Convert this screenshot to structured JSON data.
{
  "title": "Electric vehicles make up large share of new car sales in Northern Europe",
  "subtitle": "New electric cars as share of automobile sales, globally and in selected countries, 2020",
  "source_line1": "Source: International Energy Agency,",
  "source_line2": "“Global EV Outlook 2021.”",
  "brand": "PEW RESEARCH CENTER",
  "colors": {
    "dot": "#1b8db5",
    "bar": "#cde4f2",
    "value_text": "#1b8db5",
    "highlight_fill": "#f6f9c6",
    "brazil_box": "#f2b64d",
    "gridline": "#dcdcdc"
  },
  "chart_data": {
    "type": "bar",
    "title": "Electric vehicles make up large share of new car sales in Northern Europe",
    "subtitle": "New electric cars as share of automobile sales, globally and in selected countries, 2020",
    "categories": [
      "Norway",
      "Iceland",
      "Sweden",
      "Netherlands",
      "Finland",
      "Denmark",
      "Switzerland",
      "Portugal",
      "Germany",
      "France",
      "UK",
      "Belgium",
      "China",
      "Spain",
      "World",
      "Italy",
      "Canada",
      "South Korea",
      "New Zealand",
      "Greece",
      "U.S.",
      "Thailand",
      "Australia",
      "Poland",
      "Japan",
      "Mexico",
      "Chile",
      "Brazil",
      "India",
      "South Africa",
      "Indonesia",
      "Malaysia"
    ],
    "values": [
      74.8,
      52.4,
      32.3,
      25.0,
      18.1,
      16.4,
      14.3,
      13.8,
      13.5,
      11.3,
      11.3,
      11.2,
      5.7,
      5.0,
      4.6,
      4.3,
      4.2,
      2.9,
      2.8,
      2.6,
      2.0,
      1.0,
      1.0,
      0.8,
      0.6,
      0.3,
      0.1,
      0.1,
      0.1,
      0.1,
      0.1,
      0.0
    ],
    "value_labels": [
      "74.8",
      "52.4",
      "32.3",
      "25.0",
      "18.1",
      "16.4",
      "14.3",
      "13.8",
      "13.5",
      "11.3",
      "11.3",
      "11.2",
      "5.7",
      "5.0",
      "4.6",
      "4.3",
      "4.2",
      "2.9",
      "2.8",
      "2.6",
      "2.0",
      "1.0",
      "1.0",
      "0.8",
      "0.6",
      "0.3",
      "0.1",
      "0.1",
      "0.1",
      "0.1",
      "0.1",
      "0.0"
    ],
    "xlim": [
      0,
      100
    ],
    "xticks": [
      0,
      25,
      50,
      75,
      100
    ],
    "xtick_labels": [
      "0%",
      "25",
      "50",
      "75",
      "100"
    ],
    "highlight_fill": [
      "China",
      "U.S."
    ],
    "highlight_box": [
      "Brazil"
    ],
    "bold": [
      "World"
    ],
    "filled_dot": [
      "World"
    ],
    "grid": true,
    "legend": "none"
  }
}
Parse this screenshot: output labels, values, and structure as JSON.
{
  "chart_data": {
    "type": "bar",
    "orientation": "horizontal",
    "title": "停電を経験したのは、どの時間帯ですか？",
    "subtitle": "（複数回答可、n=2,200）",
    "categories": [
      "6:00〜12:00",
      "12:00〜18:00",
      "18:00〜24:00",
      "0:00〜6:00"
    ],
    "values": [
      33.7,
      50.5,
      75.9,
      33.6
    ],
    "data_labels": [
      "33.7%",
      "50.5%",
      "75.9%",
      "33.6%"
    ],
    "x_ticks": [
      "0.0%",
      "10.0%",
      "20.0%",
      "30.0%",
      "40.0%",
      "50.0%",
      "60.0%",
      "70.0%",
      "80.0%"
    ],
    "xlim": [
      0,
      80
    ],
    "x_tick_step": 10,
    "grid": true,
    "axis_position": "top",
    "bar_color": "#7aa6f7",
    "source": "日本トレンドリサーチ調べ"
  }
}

---*---

:: WRITTEN INSTRUCTION ::
Begin with the line containing "Parse this screenshot: output" and repeat each line exactly until the records above end.

:: WRITTEN RESPONSE ::
Parse this screenshot: output labels, values, and structure as JSON.
{
  "chart_data": {
    "type": "bar",
    "orientation": "horizontal",
    "title": "停電を経験したのは、どの時間帯ですか？",
    "subtitle": "（複数回答可、n=2,200）",
    "categories": [
      "6:00〜12:00",
      "12:00〜18:00",
      "18:00〜24:00",
      "0:00〜6:00"
    ],
    "values": [
      33.7,
      50.5,
      75.9,
      33.6
    ],
    "data_labels": [
      "33.7%",
      "50.5%",
      "75.9%",
      "33.6%"
    ],
    "x_ticks": [
      "0.0%",
      "10.0%",
      "20.0%",
      "30.0%",
      "40.0%",
      "50.0%",
      "60.0%",
      "70.0%",
      "80.0%"
    ],
    "xlim": [
      0,
      80
    ],
    "x_tick_step": 10,
    "grid": true,
    "axis_position": "top",
    "bar_color": "#7aa6f7",
    "source": "日本トレンドリサーチ調べ"
  }
}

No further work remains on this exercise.